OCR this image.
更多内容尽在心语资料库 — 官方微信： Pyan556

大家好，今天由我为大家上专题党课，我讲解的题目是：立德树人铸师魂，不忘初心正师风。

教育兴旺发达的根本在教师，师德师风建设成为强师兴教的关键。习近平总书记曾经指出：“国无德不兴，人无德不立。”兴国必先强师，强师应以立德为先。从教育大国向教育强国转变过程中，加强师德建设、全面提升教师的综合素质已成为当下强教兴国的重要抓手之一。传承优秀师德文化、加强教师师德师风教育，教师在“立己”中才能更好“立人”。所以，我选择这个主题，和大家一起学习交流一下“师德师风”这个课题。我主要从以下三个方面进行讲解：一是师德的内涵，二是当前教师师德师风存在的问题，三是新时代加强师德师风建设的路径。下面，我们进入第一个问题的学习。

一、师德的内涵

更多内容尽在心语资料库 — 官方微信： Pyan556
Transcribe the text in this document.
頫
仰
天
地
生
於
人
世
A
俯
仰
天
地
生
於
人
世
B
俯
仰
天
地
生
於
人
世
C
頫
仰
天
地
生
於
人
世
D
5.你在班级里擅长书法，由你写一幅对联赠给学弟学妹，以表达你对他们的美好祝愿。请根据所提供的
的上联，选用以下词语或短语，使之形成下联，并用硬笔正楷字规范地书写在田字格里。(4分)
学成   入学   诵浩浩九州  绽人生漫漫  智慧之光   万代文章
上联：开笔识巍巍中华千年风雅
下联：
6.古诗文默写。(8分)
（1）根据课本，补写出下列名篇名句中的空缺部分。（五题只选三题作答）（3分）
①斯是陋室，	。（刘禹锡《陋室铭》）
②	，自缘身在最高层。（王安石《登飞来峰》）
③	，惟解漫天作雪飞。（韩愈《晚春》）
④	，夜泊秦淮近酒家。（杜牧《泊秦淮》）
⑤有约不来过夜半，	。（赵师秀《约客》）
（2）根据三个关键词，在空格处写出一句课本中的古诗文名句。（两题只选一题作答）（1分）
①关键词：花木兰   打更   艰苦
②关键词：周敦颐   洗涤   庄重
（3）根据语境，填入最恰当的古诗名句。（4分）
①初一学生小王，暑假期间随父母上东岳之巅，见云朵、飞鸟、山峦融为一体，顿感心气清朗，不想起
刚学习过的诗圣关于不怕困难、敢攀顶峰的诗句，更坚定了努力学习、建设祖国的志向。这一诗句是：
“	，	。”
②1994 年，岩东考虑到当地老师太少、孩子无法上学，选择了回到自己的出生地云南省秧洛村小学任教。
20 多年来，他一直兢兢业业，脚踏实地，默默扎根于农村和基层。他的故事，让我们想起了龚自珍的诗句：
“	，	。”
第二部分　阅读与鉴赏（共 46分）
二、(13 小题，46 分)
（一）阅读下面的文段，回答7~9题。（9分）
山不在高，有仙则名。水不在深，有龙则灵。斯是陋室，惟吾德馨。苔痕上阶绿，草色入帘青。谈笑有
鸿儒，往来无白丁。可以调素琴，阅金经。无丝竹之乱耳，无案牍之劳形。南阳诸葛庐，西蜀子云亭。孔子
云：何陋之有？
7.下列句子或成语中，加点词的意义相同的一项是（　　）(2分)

┄┄┄┄┄┄

- _TASK GOAL_:
From the records above, extract every entry exactly as given.

- _CORRECT RESPONSE_:
OCR this image.
更多内容尽在心语资料库 — 官方微信： Pyan556

大家好，今天由我为大家上专题党课，我讲解的题目是：立德树人铸师魂，不忘初心正师风。

教育兴旺发达的根本在教师，师德师风建设成为强师兴教的关键。习近平总书记曾经指出：“国无德不兴，人无德不立。”兴国必先强师，强师应以立德为先。从教育大国向教育强国转变过程中，加强师德建设、全面提升教师的综合素质已成为当下强教兴国的重要抓手之一。传承优秀师德文化、加强教师师德师风教育，教师在“立己”中才能更好“立人”。所以，我选择这个主题，和大家一起学习交流一下“师德师风”这个课题。我主要从以下三个方面进行讲解：一是师德的内涵，二是当前教师师德师风存在的问题，三是新时代加强师德师风建设的路径。下面，我们进入第一个问题的学习。

一、师德的内涵

更多内容尽在心语资料库 — 官方微信： Pyan556
Transcribe the text in this document.
頫
仰
天
地
生
於
人
世
A
俯
仰
天
地
生
於
人
世
B
俯
仰
天
地
生
於
人
世
C
頫
仰
天
地
生
於
人
世
D
5.你在班级里擅长书法，由你写一幅对联赠给学弟学妹，以表达你对他们的美好祝愿。请根据所提供的
的上联，选用以下词语或短语，使之形成下联，并用硬笔正楷字规范地书写在田字格里。(4分)
学成   入学   诵浩浩九州  绽人生漫漫  智慧之光   万代文章
上联：开笔识巍巍中华千年风雅
下联：
6.古诗文默写。(8分)
（1）根据课本，补写出下列名篇名句中的空缺部分。（五题只选三题作答）（3分）
①斯是陋室，	。（刘禹锡《陋室铭》）
②	，自缘身在最高层。（王安石《登飞来峰》）
③	，惟解漫天作雪飞。（韩愈《晚春》）
④	，夜泊秦淮近酒家。（杜牧《泊秦淮》）
⑤有约不来过夜半，	。（赵师秀《约客》）
（2）根据三个关键词，在空格处写出一句课本中的古诗文名句。（两题只选一题作答）（1分）
①关键词：花木兰   打更   艰苦
②关键词：周敦颐   洗涤   庄重
（3）根据语境，填入最恰当的古诗名句。（4分）
①初一学生小王，暑假期间随父母上东岳之巅，见云朵、飞鸟、山峦融为一体，顿感心气清朗，不想起
刚学习过的诗圣关于不怕困难、敢攀顶峰的诗句，更坚定了努力学习、建设祖国的志向。这一诗句是：
“	，	。”
②1994 年，岩东考虑到当地老师太少、孩子无法上学，选择了回到自己的出生地云南省秧洛村小学任教。
20 多年来，他一直兢兢业业，脚踏实地，默默扎根于农村和基层。他的故事，让我们想起了龚自珍的诗句：
“	，	。”
第二部分　阅读与鉴赏（共 46分）
二、(13 小题，46 分)
（一）阅读下面的文段，回答7~9题。（9分）
山不在高，有仙则名。水不在深，有龙则灵。斯是陋室，惟吾德馨。苔痕上阶绿，草色入帘青。谈笑有
鸿儒，往来无白丁。可以调素琴，阅金经。无丝竹之乱耳，无案牍之劳形。南阳诸葛庐，西蜀子云亭。孔子
云：何陋之有？
7.下列句子或成语中，加点词的意义相同的一项是（　　）(2分)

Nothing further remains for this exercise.